_Challenges:_
[A] Rewrite the part of the Brexit farming article starting at "An apple a day" and ending at "for so long.", renaming "Brussels" as "the European Union" throughout.
[B] Summarize the Brexit farming article in two sentences.
[C] Proceed with the Brexit farming article, continuing from the point where the text stops.

_Passage:_
.....

An apple a day could keep the Brexit blues away for Britain’s farmers
To make sure Brexit doesn't cause chaos for British farmers, the government needs to take a serious look at reforming agricultural subsidies
Our politicians have hidden behind Brussels to avoid tricky issues for the best part of half a century. ‘Taking back control’ after Brexit, for all its challenges, means ministers will finally have to step up, not least on agricultural policy where EU subsidies and regulations have dominated for so long.
But like blue passports and the threat of nuclear Armageddon, farming’s making a comeback, at least in the halls of Westminster and Whitehall. The ‘Green Brexit’ reform agenda set out by Michael Gove earlier this month won plaudits, but there is a more efficient, socially just way to safeguard the sector – and the rural communities behind it – for the long term.
Almost everyone agrees: the existing system of farming subsidies has to go. Brexit, for all its challenges, gives us that opportunity. By basing payments on the amount of land owned, there’s no requirement to ‘farm’ in any common-sense understanding of that term in order to receive money. Analysis by Greenpeace showed that 16 of the largest 100 payments in 2015 went to organisations owned or run by people featured in the Sunday Times Rich List, including billionaires like Sir James Dyson, the Duke of Westminster, and Price Khalid Abdullah of Saudi Arabia.
We could, instead, pay farmers for what they produce but that led to the ‘butter mountains’ and ‘wine lakes’ of the 1980s. We could stop subsidising farming altogether, but that would put our farmers at a disadvantage because our nearest neighbours aren’t going to stop any time soon.

.....

_Stored data:_
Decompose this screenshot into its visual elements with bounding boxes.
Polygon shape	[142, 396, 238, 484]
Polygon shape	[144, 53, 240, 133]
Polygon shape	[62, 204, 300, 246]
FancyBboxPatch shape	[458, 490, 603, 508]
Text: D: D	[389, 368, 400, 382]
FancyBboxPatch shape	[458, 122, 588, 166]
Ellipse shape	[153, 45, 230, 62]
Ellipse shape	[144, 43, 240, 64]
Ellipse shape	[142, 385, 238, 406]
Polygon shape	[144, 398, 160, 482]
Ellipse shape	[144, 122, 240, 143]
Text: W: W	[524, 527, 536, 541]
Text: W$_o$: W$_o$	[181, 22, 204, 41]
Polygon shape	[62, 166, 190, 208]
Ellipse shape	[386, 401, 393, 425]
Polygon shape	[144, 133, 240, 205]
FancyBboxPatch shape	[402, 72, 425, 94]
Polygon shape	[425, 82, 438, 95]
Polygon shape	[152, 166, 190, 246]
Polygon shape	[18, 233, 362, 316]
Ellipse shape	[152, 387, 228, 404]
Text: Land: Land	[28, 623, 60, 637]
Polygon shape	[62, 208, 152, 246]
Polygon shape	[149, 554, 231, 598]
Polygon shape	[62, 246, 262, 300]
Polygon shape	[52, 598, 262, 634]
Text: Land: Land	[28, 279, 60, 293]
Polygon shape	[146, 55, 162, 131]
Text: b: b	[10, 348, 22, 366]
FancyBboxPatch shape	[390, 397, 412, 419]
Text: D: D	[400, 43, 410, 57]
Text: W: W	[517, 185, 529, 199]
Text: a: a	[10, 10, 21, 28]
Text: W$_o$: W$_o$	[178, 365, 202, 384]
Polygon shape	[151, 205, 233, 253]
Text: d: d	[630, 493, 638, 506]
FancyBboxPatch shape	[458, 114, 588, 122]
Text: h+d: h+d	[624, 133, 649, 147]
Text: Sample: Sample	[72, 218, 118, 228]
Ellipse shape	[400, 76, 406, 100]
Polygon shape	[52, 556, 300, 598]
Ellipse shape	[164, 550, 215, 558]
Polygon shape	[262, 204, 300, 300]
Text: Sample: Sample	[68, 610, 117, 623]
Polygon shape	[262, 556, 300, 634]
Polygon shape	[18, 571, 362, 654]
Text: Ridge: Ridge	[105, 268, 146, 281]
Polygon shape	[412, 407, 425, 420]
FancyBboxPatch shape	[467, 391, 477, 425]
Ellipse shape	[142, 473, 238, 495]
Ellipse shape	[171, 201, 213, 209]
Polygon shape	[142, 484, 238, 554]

.....

_Outputs by task:_
[A]
An apple a day could keep the Brexit blues away for Britain’s farmers
To make sure Brexit doesn't cause chaos for British farmers, the government needs to take a serious look at reforming agricultural subsidies
Our politicians have hidden behind the European Union to avoid tricky issues for the best part of half a century. ‘Taking back control’ after Brexit, for all its challenges, means ministers will finally have to step up, not least on agricultural policy where EU subsidies and regulations have dominated for so long.

[B] After Brexit, ministers will finally have to take responsibility for agricultural policy, and almost everyone agrees that the existing subsidy system must go because it pays according to the amount of land owned rather than for farming. Paying farmers for what they produce led to the "butter mountains" and "wine lakes" of the 1980s, while ending subsidies altogether would put British farmers at a disadvantage against neighbors who will keep theirs.

[C]
Michael Gove has a plan: throw all farming support into payments for the provision of what he calls ‘public goods’. No one disputes the importance of environmentally responsible practices, nor the need to put the right incentives in place, but farming is a loss-making enterprise. The government can pay farmers to plant trees, improve public access, or take on some of the burden of moving to organic or zero-tillage practices, but if it doesn’t pay to grow crops or rear livestock, people will stop doing it.
So here’s a different, more radical idea to change how we support British farmers.
Instead of giving people money for owning land or producing more than the market wants to buy, let’s put those resources into the hands of ordinary consumers. Give every household in the country a voucher to buy British produce.
For those in favour of a universal basic income, it’s a first, if small, step in the direction of ensuring every family is able to afford basic necessities. It does so without the inefficiencies of complex bureaucracies that affect many other redistributive policies.
At the same time, it gives British farmers, as a collective but not as individuals, a guarantee that there will be a demand for their products. Britain retains a domestic source of food supply – in turn giving certainty to the food processing industry, which contributes a fifth of the UK’s manufacturing output – and ensures the continued existence of a distinctive feature of Britain’s rural way of life, without shielding individual farmers from competition.
It sounds like a protectionist move, but it’s just a reallocation of money already allocated towards protectionist ends. If it replaced Britain’s contribution to those land-based, direct payments to farmers, it would equate to around £200 per household per year – just 7% of what we typically spend on food.
Using the security of this demand (and the guarantee of supermarket space), and backed up by other policies like R&D funding and finance for investment, UK farmers should be able to become more competitive for the rest of our spending on food, as well as exports. Foreign producers exporting to the UK wouldn’t be unfairly disadvantaged, though, particularly as many of them would still be directly subsidised, and British consumers would still be able to benefit from cheap, subsidised imports.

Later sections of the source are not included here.